EXERCISE REQUIREMENTS: Present everything from the line containing "section-heading-conclusion: 结论 [156, 901, 196, 925]" down to the line containing "370, 776, 394]" in the material below as a Markdown table with the columns Row and Line, leaving out any blank lines.

[Element location data]

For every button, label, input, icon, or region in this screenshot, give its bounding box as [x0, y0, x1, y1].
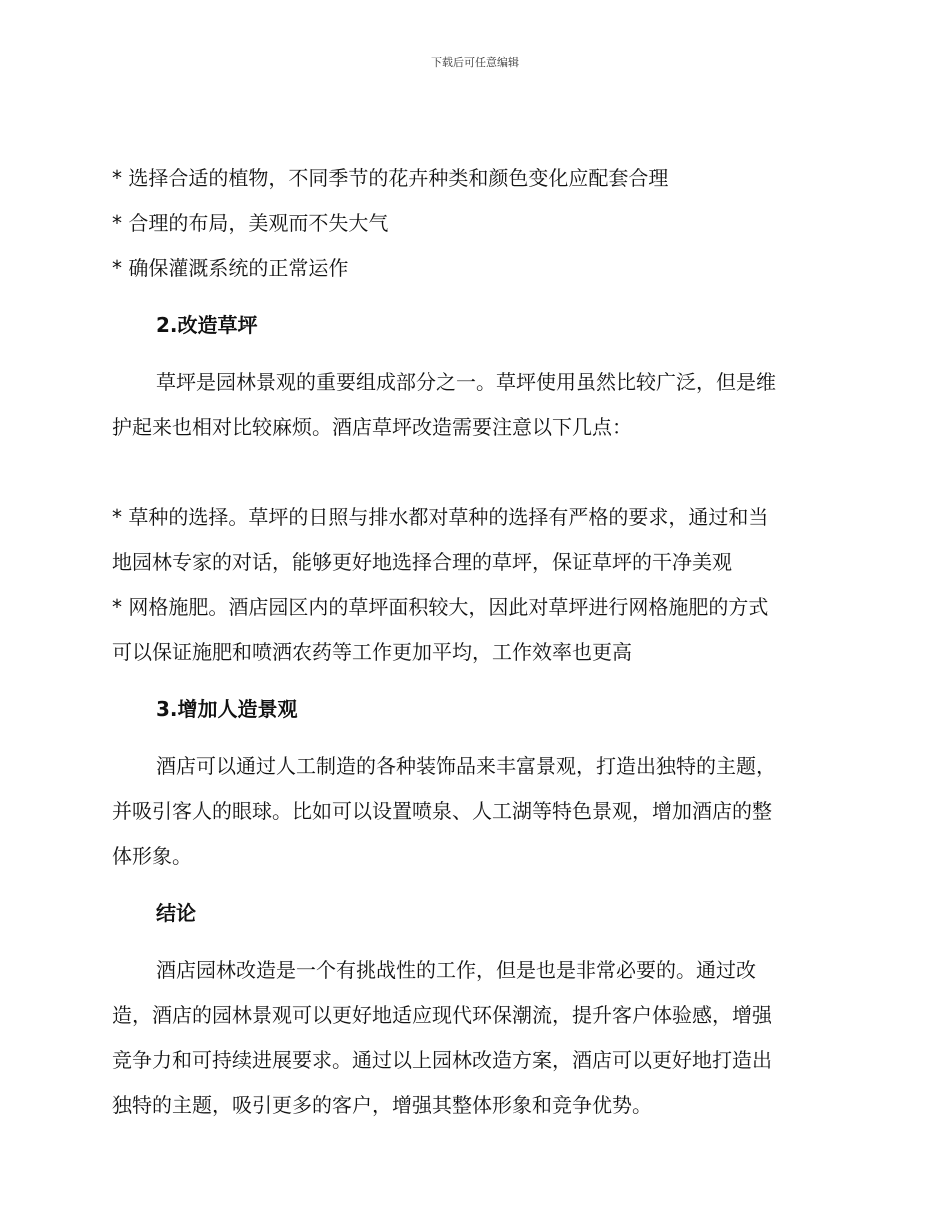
section-heading-conclusion: 结论 [156, 901, 196, 925]
bullet-line: 可以保证施肥和喷洒农药等工作更加平均，工作效率也更高 [112, 640, 632, 664]
paragraph-artificial-landscape [112, 744, 832, 879]
paragraph-line: 并吸引客人的眼球。比如可以设置喷泉、人工湖等特色景观，增加酒店的整 [112, 799, 772, 823]
section-heading-artificial-landscape: 3.增加人造景观 [156, 697, 298, 721]
paragraph-line: 草坪是园林景观的重要组成部分之一。草坪使用虽然比较广泛，但是维 [156, 370, 776, 394]
paragraph-line: 酒店可以通过人工制造的各种装饰品来丰富景观，打造出独特的主题， [156, 754, 776, 778]
paragraph-line: 独特的主题，吸引更多的客户，增强其整体形象和竞争优势。 [112, 1093, 652, 1117]
bullet-item: * 确保灌溉系统的正常运作 [112, 256, 349, 280]
bullet-item-fertilizing [112, 585, 832, 675]
paragraph-line: 体形象。 [112, 844, 192, 868]
document-body [112, 156, 832, 1128]
paragraph-line: 竞争力和可持续进展要求。通过以上园林改造方案，酒店可以更好地打造出 [112, 1048, 772, 1072]
bullet-line: * 网格施肥。酒店园区内的草坪面积较大，因此对草坪进行网格施肥的方式 [112, 595, 769, 619]
bullet-line: * 草种的选择。草坪的日照与排水都对草种的选择有严格的要求，通过和当 [112, 505, 769, 529]
bullet-item: * 选择合适的植物，不同季节的花卉种类和颜色变化应配套合理 [112, 166, 669, 190]
bullet-item: * 合理的布局，美观而不失大气 [112, 211, 389, 235]
bullet-item-grass-type [112, 495, 832, 585]
paragraph-line: 酒店园林改造是一个有挑战性的工作，但是也是非常必要的。通过改 [156, 958, 756, 982]
bullet-line: 地园林专家的对话，能够更好地选择合理的草坪，保证草坪的干净美观 [112, 550, 732, 574]
blank-line [112, 450, 832, 495]
bullet-list-top [112, 156, 832, 291]
page-header: 下载后可任意编辑 [431, 56, 519, 69]
paragraph-line: 造，酒店的园林景观可以更好地适应现代环保潮流，提升客户体验感，增强 [112, 1003, 772, 1027]
paragraph-conclusion [112, 948, 832, 1128]
paragraph-line: 护起来也相对比较麻烦。酒店草坪改造需要注意以下几点： [112, 415, 632, 439]
paragraph-lawn-intro [112, 360, 832, 450]
section-heading-lawn: 2.改造草坪 [156, 313, 258, 337]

WRITTEN RESPONSE:
| Row | Line |
|---|---|
| 1 | section-heading-conclusion: 结论 [156, 901, 196, 925] |
| 2 | bullet-line: 可以保证施肥和喷洒农药等工作更加平均，工作效率也更高 [112, 640, 632, 664] |
| 3 | paragraph-artificial-landscape [112, 744, 832, 879] |
| 4 | paragraph-line: 并吸引客人的眼球。比如可以设置喷泉、人工湖等特色景观，增加酒店的整 [112, 799, 772, 823] |
| 5 | section-heading-artificial-landscape: 3.增加人造景观 [156, 697, 298, 721] |
| 6 | paragraph-line: 草坪是园林景观的重要组成部分之一。草坪使用虽然比较广泛，但是维 [156, 370, 776, 394] |